EXERCISE REQUIREMENTS. Would you transcribe the whole listing exactly, minus its pictures?
-- Begin MATERIALS PROVIDED --
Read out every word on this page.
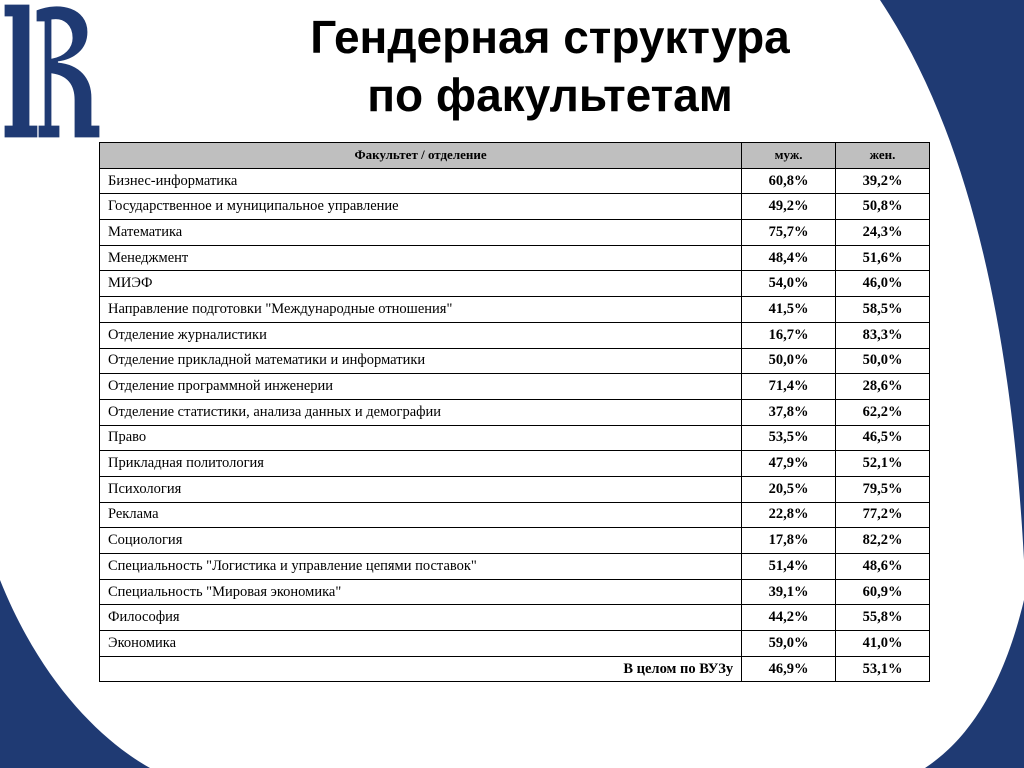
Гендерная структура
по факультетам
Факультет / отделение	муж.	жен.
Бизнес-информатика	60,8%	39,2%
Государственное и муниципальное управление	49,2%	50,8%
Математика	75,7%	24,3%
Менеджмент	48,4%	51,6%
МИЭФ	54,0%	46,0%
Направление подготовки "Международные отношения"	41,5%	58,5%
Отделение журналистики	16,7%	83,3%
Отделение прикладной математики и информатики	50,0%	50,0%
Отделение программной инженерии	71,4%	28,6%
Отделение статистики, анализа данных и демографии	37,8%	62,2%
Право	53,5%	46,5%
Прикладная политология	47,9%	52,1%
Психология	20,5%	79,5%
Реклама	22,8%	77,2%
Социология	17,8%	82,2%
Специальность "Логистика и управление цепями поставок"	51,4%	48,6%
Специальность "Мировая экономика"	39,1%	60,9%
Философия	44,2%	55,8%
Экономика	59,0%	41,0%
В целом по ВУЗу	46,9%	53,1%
-- End MATERIALS PROVIDED --
EXERCISE ANSWER.
Read out every word on this page.
Гендерная структура
по факультетам
Факультет / отделение	муж.	жен.
Бизнес-информатика	60,8%	39,2%
Государственное и муниципальное управление	49,2%	50,8%
Математика	75,7%	24,3%
Менеджмент	48,4%	51,6%
МИЭФ	54,0%	46,0%
Направление подготовки "Международные отношения"	41,5%	58,5%
Отделение журналистики	16,7%	83,3%
Отделение прикладной математики и информатики	50,0%	50,0%
Отделение программной инженерии	71,4%	28,6%
Отделение статистики, анализа данных и демографии	37,8%	62,2%
Право	53,5%	46,5%
Прикладная политология	47,9%	52,1%
Психология	20,5%	79,5%
Реклама	22,8%	77,2%
Социология	17,8%	82,2%
Специальность "Логистика и управление цепями поставок"	51,4%	48,6%
Специальность "Мировая экономика"	39,1%	60,9%
Философия	44,2%	55,8%
Экономика	59,0%	41,0%
В целом по ВУЗу	46,9%	53,1%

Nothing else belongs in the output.